Het Hof van Justitie EU oordeelt dat geen btw-vrijstelling geldt voor de overdracht door PNC van haar vordering uit een civiele procedure. Deze overdracht kan niet worden aangemerkt als een handeling ter zake van de verlening van kredieten en de bemiddeling inzake kredieten, en het beheer van kredieten.
Het Portugese Paulo Nascimento Consulting – Mediação Imobiliária, Lda krijgt een exclusief mandaat om landbouwgrond te verkopen. Nadat PNC een koper heeft gevonden, weigert de eigenaar het koopaanbod. Ook weigert de eigenaar om de provisie van € 125.000 te betalen. De eigenaar wordt in een civiele procedure veroordeeld tot betaling van de vordering en er wordt beslag gelegd op een van zijn onroerende zaken. PNC draagt de vordering voor € 351.619,90 over aan Starplant – Unipessoal, Lda. Vervolgens betaalt PNC € 26.250 aan btw over de provisie van € 125.000, maar betaalt zij geen btw over het restant van € 200.369,90. De Portugese Belastingdienst is echter van mening dat de overdracht van de procedurele positie losstaat van de aan de btw onderworpen handeling die verband houdt met de vastgoedbemiddelingscommissie. Volgens de Belastingdienst is er sprake van de overdracht van een recht onder bezwarende titel, waarvoor geen btw-vrijstelling geldt.

- **Opdrachten**
1 - Geef het deel van het fragment tussen "Het Hof van" en "beheer van kredieten.", beide inbegrepen, opnieuw weer en wissel daarin "civiele procedure" om voor "gerechtelijke procedure".
2 - Vermeld alstublieft hoeveel btw PNC volgens het fragment betaalt over de provisie van € 125.000.

- **Lijst met records**
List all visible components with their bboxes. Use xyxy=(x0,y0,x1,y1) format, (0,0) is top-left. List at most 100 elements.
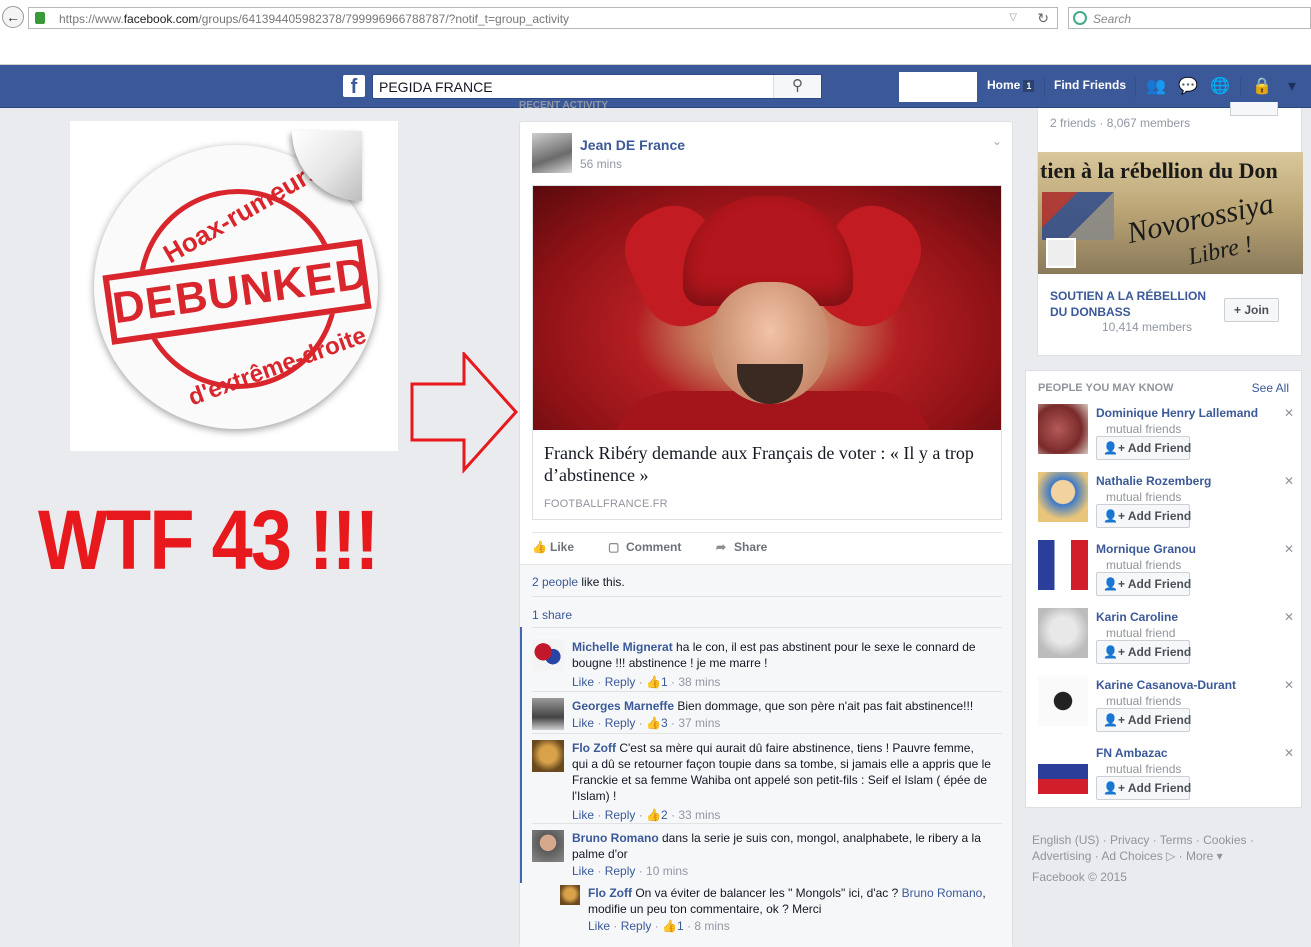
reply-like-link[interactable]: Like xyxy=(588,919,610,933)
add-friend-button[interactable]: 👤+ Add Friend xyxy=(1096,436,1191,460)
post-author[interactable]: Jean DE France xyxy=(580,137,685,153)
facebook-search-box[interactable]: ⚲ xyxy=(372,74,822,99)
back-arrow-icon[interactable]: ← xyxy=(2,6,24,28)
pymk-mutual[interactable]: mutual friends xyxy=(1106,558,1181,572)
facebook-logo-icon[interactable]: f xyxy=(343,75,365,98)
nav-home[interactable]: Home 1 xyxy=(987,78,1035,92)
replier-name[interactable]: Flo Zoff xyxy=(588,886,632,900)
comment-like-count[interactable]: 👍3 xyxy=(646,716,668,730)
dismiss-x-icon[interactable]: ✕ xyxy=(1284,610,1294,624)
dismiss-x-icon[interactable]: ✕ xyxy=(1284,678,1294,692)
messages-icon[interactable]: 💬 xyxy=(1178,76,1198,96)
pymk-name[interactable]: Karine Casanova-Durant xyxy=(1096,678,1236,692)
reply-time[interactable]: 8 mins xyxy=(694,919,729,933)
add-friend-button[interactable]: 👤+ Add Friend xyxy=(1096,640,1191,664)
reply-like-count[interactable]: 👍1 xyxy=(662,919,684,933)
link-preview-image[interactable] xyxy=(533,186,1001,430)
pymk-avatar[interactable] xyxy=(1038,744,1088,794)
post-options-chevron-icon[interactable]: ⌄ xyxy=(992,134,1002,148)
footer-links-line1[interactable]: English (US) · Privacy · Terms · Cookies… xyxy=(1032,832,1302,848)
dismiss-x-icon[interactable]: ✕ xyxy=(1284,746,1294,760)
commenter-name[interactable]: Georges Marneffe xyxy=(572,699,674,713)
join-button-partial[interactable] xyxy=(1230,102,1278,116)
group-cover-image[interactable]: tien à la rébellion du Don Novorossiya L… xyxy=(1038,152,1303,274)
pymk-avatar[interactable] xyxy=(1038,472,1088,522)
profile-name-redacted[interactable] xyxy=(899,72,977,102)
link-headline[interactable]: Franck Ribéry demande aux Français de vo… xyxy=(544,442,992,486)
pymk-name[interactable]: Nathalie Rozemberg xyxy=(1096,474,1211,488)
commenter-avatar[interactable] xyxy=(532,639,564,671)
dismiss-x-icon[interactable]: ✕ xyxy=(1284,542,1294,556)
privacy-shortcuts-icon[interactable]: 🔒 xyxy=(1252,76,1272,96)
commenter-avatar[interactable] xyxy=(532,740,564,772)
comment-like-count[interactable]: 👍1 xyxy=(646,675,668,689)
commenter-name[interactable]: Michelle Mignerat xyxy=(572,640,673,654)
comment-like-link[interactable]: Like xyxy=(572,675,594,689)
replier-avatar[interactable] xyxy=(560,885,580,905)
like-button[interactable]: 👍 Like xyxy=(532,540,574,554)
comment-button[interactable]: ▢ Comment xyxy=(608,540,681,554)
comment-time[interactable]: 37 mins xyxy=(678,716,720,730)
reply-reply-link[interactable]: Reply xyxy=(621,919,652,933)
comment-time[interactable]: 38 mins xyxy=(678,675,720,689)
search-icon[interactable]: ⚲ xyxy=(773,75,821,98)
pymk-mutual[interactable]: mutual friends xyxy=(1106,762,1181,776)
reload-icon[interactable]: ↻ xyxy=(1037,10,1049,27)
group-members: 10,414 members xyxy=(1102,320,1193,334)
add-friend-button[interactable]: 👤+ Add Friend xyxy=(1096,572,1191,596)
pymk-name[interactable]: Dominique Henry Lallemand xyxy=(1096,406,1258,420)
pymk-avatar[interactable] xyxy=(1038,540,1088,590)
url-text[interactable]: https://www.facebook.com/groups/64139440… xyxy=(59,12,569,26)
group-name-link[interactable]: SOUTIEN A LA RÉBELLION DU DONBASS xyxy=(1050,288,1220,320)
account-menu-chevron-icon[interactable]: ▾ xyxy=(1282,76,1302,96)
comment-like-link[interactable]: Like xyxy=(572,716,594,730)
shares-link[interactable]: 1 share xyxy=(532,608,572,622)
url-dropdown-icon[interactable]: ▽ xyxy=(1009,12,1017,23)
comment-time[interactable]: 33 mins xyxy=(678,808,720,822)
friend-requests-icon[interactable]: 👥 xyxy=(1146,76,1166,96)
post-time[interactable]: 56 mins xyxy=(580,157,622,171)
pymk-avatar[interactable] xyxy=(1038,404,1088,454)
commenter-avatar[interactable] xyxy=(532,698,564,730)
pymk-name[interactable]: Mornique Granou xyxy=(1096,542,1196,556)
commenter-name[interactable]: Flo Zoff xyxy=(572,741,616,755)
reply-mention-link[interactable]: Bruno Romano xyxy=(902,886,983,900)
pymk-mutual[interactable]: mutual friend xyxy=(1106,626,1175,640)
pymk-mutual[interactable]: mutual friends xyxy=(1106,694,1181,708)
pymk-avatar[interactable] xyxy=(1038,608,1088,658)
comment-like-link[interactable]: Like xyxy=(572,808,594,822)
comment-reply-link[interactable]: Reply xyxy=(605,808,636,822)
add-friend-button[interactable]: 👤+ Add Friend xyxy=(1096,708,1191,732)
add-friend-button[interactable]: 👤+ Add Friend xyxy=(1096,504,1191,528)
group-thumb[interactable] xyxy=(1046,238,1076,268)
comment-reply-link[interactable]: Reply xyxy=(605,675,636,689)
author-avatar[interactable] xyxy=(532,133,572,173)
add-friend-button[interactable]: 👤+ Add Friend xyxy=(1096,776,1191,800)
facebook-search-input[interactable] xyxy=(379,79,779,95)
join-group-button[interactable]: + Join xyxy=(1224,298,1279,322)
comment-like-link[interactable]: Like xyxy=(572,864,594,878)
see-all-link[interactable]: See All xyxy=(1252,381,1289,395)
pymk-name[interactable]: Karin Caroline xyxy=(1096,610,1178,624)
nav-find-friends[interactable]: Find Friends xyxy=(1054,78,1126,92)
commenter-name[interactable]: Bruno Romano xyxy=(572,831,659,845)
browser-search-box[interactable]: Search xyxy=(1068,7,1311,29)
pymk-mutual[interactable]: mutual friends xyxy=(1106,422,1181,436)
dismiss-x-icon[interactable]: ✕ xyxy=(1284,406,1294,420)
comment-time[interactable]: 10 mins xyxy=(646,864,688,878)
dismiss-x-icon[interactable]: ✕ xyxy=(1284,474,1294,488)
add-friend-icon: 👤+ xyxy=(1103,781,1125,795)
commenter-avatar[interactable] xyxy=(532,830,564,862)
share-button[interactable]: ➦ Share xyxy=(716,540,767,554)
comment-like-count[interactable]: 👍2 xyxy=(646,808,668,822)
pymk-avatar[interactable] xyxy=(1038,676,1088,726)
likes-people-link[interactable]: 2 people xyxy=(532,575,578,589)
address-bar[interactable]: https://www.facebook.com/groups/64139440… xyxy=(28,7,1058,29)
pymk-name[interactable]: FN Ambazac xyxy=(1096,746,1168,760)
link-preview-card[interactable]: Franck Ribéry demande aux Français de vo… xyxy=(532,185,1002,520)
footer-links-line2[interactable]: Advertising · Ad Choices ▷ · More ▾ xyxy=(1032,848,1302,864)
pymk-mutual[interactable]: mutual friends xyxy=(1106,490,1181,504)
comment-reply-link[interactable]: Reply xyxy=(605,864,636,878)
notifications-globe-icon[interactable]: 🌐 xyxy=(1210,76,1230,96)
comment-reply-link[interactable]: Reply xyxy=(605,716,636,730)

- **Schriftelijke antwoorden**
1 -
Het Hof van Justitie EU oordeelt dat geen btw-vrijstelling geldt voor de overdracht door PNC van haar vordering uit een gerechtelijke procedure. Deze overdracht kan niet worden aangemerkt als een handeling ter zake van de verlening van kredieten en de bemiddeling inzake kredieten, en het beheer van kredieten.

2 - € 26.250